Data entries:
########

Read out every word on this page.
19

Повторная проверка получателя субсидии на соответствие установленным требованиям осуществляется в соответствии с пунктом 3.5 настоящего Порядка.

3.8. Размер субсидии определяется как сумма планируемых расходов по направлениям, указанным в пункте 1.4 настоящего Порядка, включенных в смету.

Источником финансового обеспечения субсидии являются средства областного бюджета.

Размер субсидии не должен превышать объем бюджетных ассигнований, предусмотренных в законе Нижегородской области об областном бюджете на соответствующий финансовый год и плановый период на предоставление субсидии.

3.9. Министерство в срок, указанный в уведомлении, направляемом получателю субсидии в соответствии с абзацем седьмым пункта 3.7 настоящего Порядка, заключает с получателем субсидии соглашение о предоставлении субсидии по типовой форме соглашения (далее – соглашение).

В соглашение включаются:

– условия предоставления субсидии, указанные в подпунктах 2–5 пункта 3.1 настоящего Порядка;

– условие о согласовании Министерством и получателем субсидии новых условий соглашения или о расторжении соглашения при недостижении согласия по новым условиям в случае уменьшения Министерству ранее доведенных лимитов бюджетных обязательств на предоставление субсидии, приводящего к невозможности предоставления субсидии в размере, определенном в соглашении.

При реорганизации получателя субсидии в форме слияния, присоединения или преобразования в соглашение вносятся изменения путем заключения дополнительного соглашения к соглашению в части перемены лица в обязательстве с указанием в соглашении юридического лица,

########

** Stated problem **
Quote all the records exactly, please, leaving none out.

** Exercise output **
Read out every word on this page.
19

Повторная проверка получателя субсидии на соответствие установленным требованиям осуществляется в соответствии с пунктом 3.5 настоящего Порядка.

3.8. Размер субсидии определяется как сумма планируемых расходов по направлениям, указанным в пункте 1.4 настоящего Порядка, включенных в смету.

Источником финансового обеспечения субсидии являются средства областного бюджета.

Размер субсидии не должен превышать объем бюджетных ассигнований, предусмотренных в законе Нижегородской области об областном бюджете на соответствующий финансовый год и плановый период на предоставление субсидии.

3.9. Министерство в срок, указанный в уведомлении, направляемом получателю субсидии в соответствии с абзацем седьмым пункта 3.7 настоящего Порядка, заключает с получателем субсидии соглашение о предоставлении субсидии по типовой форме соглашения (далее – соглашение).

В соглашение включаются:

– условия предоставления субсидии, указанные в подпунктах 2–5 пункта 3.1 настоящего Порядка;

– условие о согласовании Министерством и получателем субсидии новых условий соглашения или о расторжении соглашения при недостижении согласия по новым условиям в случае уменьшения Министерству ранее доведенных лимитов бюджетных обязательств на предоставление субсидии, приводящего к невозможности предоставления субсидии в размере, определенном в соглашении.

При реорганизации получателя субсидии в форме слияния, присоединения или преобразования в соглашение вносятся изменения путем заключения дополнительного соглашения к соглашению в части перемены лица в обязательстве с указанием в соглашении юридического лица,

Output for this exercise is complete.